**WHAT IS BEING ASKED**
Collect the lines of the entries where "bits" shows up.

**DATASET RECORDS**
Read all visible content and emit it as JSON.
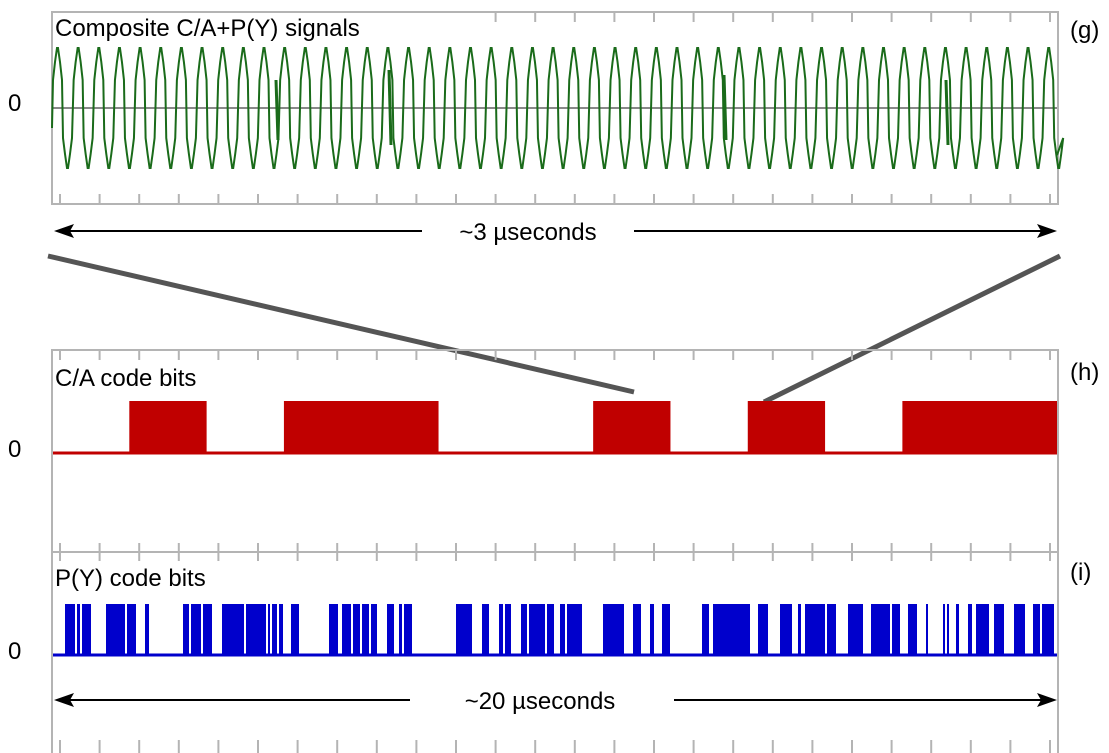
{
  "panels": {
    "g": {
      "title": "Composite C/A+P(Y) signals",
      "letter": "(g)",
      "zero_label": "0",
      "signal_color": "#1a6b1a"
    },
    "h": {
      "title": "C/A code bits",
      "letter": "(h)",
      "zero_label": "0",
      "bit_color": "#c00000",
      "bits": [
        0,
        1,
        0,
        1,
        1,
        0,
        0,
        1,
        0,
        1,
        0,
        1,
        1
      ]
    },
    "i": {
      "title": "P(Y) code bits",
      "letter": "(i)",
      "zero_label": "0",
      "bit_color": "#0000cc"
    }
  },
  "spans": {
    "top_label": "~3 µseconds",
    "bottom_label": "~20 µseconds"
  },
  "colors": {
    "frame": "#b4b4b4",
    "zoom_line": "#555555",
    "arrow": "#000000"
  }
}
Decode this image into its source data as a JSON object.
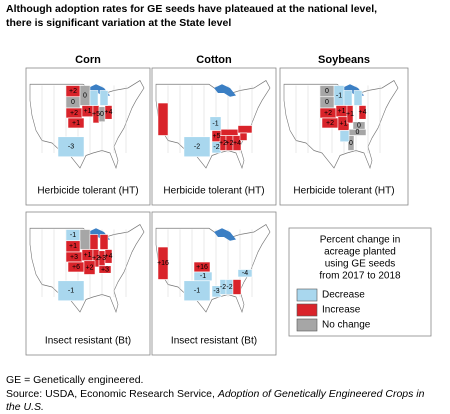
{
  "title": [
    "Although adoption rates for GE seeds have plateaued at the national level,",
    "there is significant variation at the State level"
  ],
  "columns": [
    "Corn",
    "Cotton",
    "Soybeans"
  ],
  "panels": [
    {
      "caption": "Herbicide tolerant (HT)",
      "states": [
        {
          "label": "+2",
          "color": "#d9232a"
        },
        {
          "label": "0",
          "color": "#a6a6a6"
        },
        {
          "label": "+2",
          "color": "#d9232a"
        },
        {
          "label": "+1",
          "color": "#d9232a"
        },
        {
          "label": "0",
          "color": "#a6a6a6"
        },
        {
          "label": "+1",
          "color": "#d9232a"
        },
        {
          "label": "+5",
          "color": "#d9232a"
        },
        {
          "label": "0",
          "color": "#a6a6a6"
        },
        {
          "label": "+4",
          "color": "#d9232a"
        },
        {
          "color": "#a9d7ee"
        },
        {
          "color": "#a9d7ee"
        },
        {
          "label": "-3",
          "color": "#a9d7ee"
        }
      ]
    },
    {
      "caption": "Herbicide tolerant (HT)",
      "states": [
        {
          "color": "#d9232a"
        },
        {
          "label": "-1",
          "color": "#a9d7ee"
        },
        {
          "label": "-2",
          "color": "#a9d7ee"
        },
        {
          "label": "+5",
          "color": "#d9232a"
        },
        {
          "label": "-2",
          "color": "#a9d7ee"
        },
        {
          "label": "+2",
          "color": "#d9232a"
        },
        {
          "label": "+2",
          "color": "#d9232a"
        },
        {
          "label": "+4",
          "color": "#d9232a"
        },
        {
          "color": "#d9232a"
        },
        {
          "color": "#d9232a"
        },
        {
          "color": "#d9232a"
        }
      ]
    },
    {
      "caption": "Herbicide tolerant (HT)",
      "states": [
        {
          "label": "0",
          "color": "#a6a6a6"
        },
        {
          "label": "-1",
          "color": "#a9d7ee"
        },
        {
          "label": "0",
          "color": "#a6a6a6"
        },
        {
          "color": "#a9d7ee"
        },
        {
          "color": "#a9d7ee"
        },
        {
          "label": "+2",
          "color": "#d9232a"
        },
        {
          "label": "+2",
          "color": "#d9232a"
        },
        {
          "label": "+1",
          "color": "#d9232a"
        },
        {
          "label": "+1",
          "color": "#d9232a"
        },
        {
          "label": "+1",
          "color": "#d9232a"
        },
        {
          "label": "+4",
          "color": "#d9232a"
        },
        {
          "label": "0",
          "color": "#a6a6a6"
        },
        {
          "label": "0",
          "color": "#a6a6a6"
        },
        {
          "label": "0",
          "color": "#a6a6a6"
        },
        {
          "color": "#a9d7ee"
        }
      ]
    },
    {
      "caption": "Insect resistant (Bt)",
      "states": [
        {
          "label": "-1",
          "color": "#a9d7ee"
        },
        {
          "color": "#a6a6a6"
        },
        {
          "color": "#d9232a"
        },
        {
          "color": "#d9232a"
        },
        {
          "label": "+1",
          "color": "#d9232a"
        },
        {
          "label": "+3",
          "color": "#d9232a"
        },
        {
          "label": "+1",
          "color": "#d9232a"
        },
        {
          "label": "+2",
          "color": "#d9232a"
        },
        {
          "label": "+3",
          "color": "#d9232a"
        },
        {
          "label": "+4",
          "color": "#d9232a"
        },
        {
          "label": "+6",
          "color": "#d9232a"
        },
        {
          "label": "+2",
          "color": "#d9232a"
        },
        {
          "label": "+3",
          "color": "#d9232a"
        },
        {
          "label": "-1",
          "color": "#a9d7ee"
        }
      ]
    },
    {
      "caption": "Insect resistant (Bt)",
      "states": [
        {
          "label": "+16",
          "color": "#d9232a"
        },
        {
          "label": "+16",
          "color": "#d9232a"
        },
        {
          "label": "-1",
          "color": "#a9d7ee"
        },
        {
          "label": "-1",
          "color": "#a9d7ee"
        },
        {
          "label": "-3",
          "color": "#a9d7ee"
        },
        {
          "label": "-2",
          "color": "#a9d7ee"
        },
        {
          "label": "-2",
          "color": "#a9d7ee"
        },
        {
          "color": "#d9232a"
        },
        {
          "label": "-4",
          "color": "#a9d7ee"
        }
      ]
    }
  ],
  "legend": {
    "title": [
      "Percent change in",
      "acreage planted",
      "using GE seeds",
      "from 2017 to 2018"
    ],
    "items": [
      {
        "label": "Decrease",
        "color": "#a9d7ee"
      },
      {
        "label": "Increase",
        "color": "#d9232a"
      },
      {
        "label": "No change",
        "color": "#a6a6a6"
      }
    ]
  },
  "footnote": "GE = Genetically engineered.",
  "source": {
    "prefix": "Source: USDA, Economic Research Service, ",
    "title": "Adoption of Genetically Engineered Crops in the U.S."
  }
}
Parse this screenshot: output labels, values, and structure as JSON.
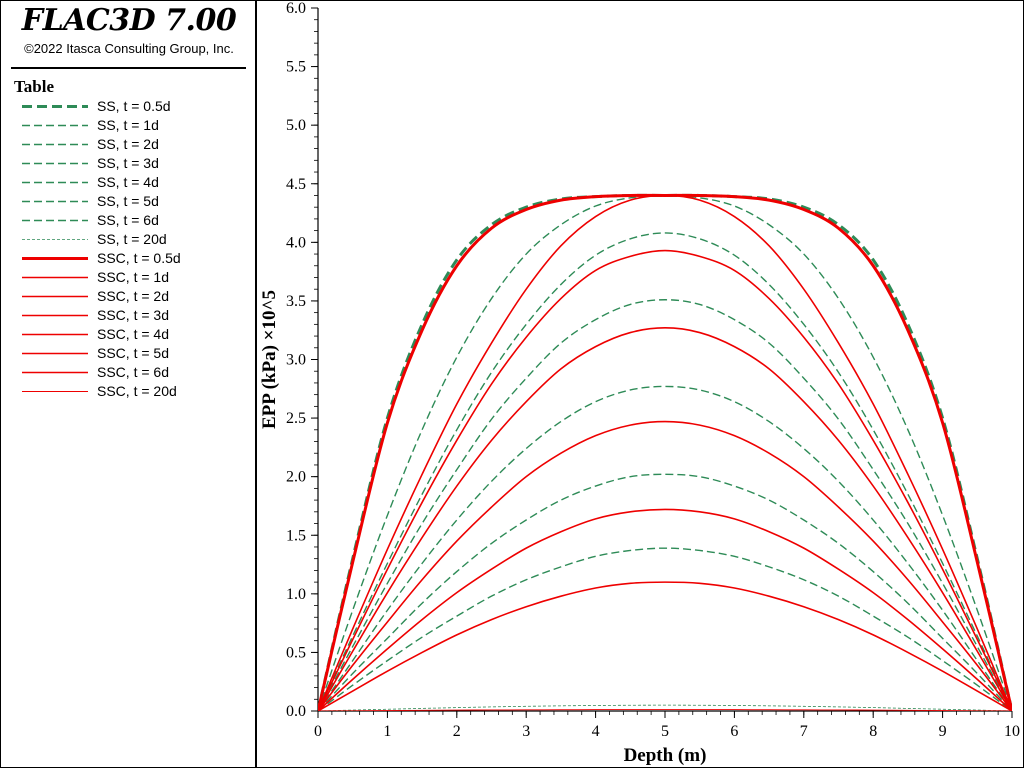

**COMPLETE RESPONSE**
      "title": "C/A code bits",
      "bits": [
      "title": "P(Y) code bits",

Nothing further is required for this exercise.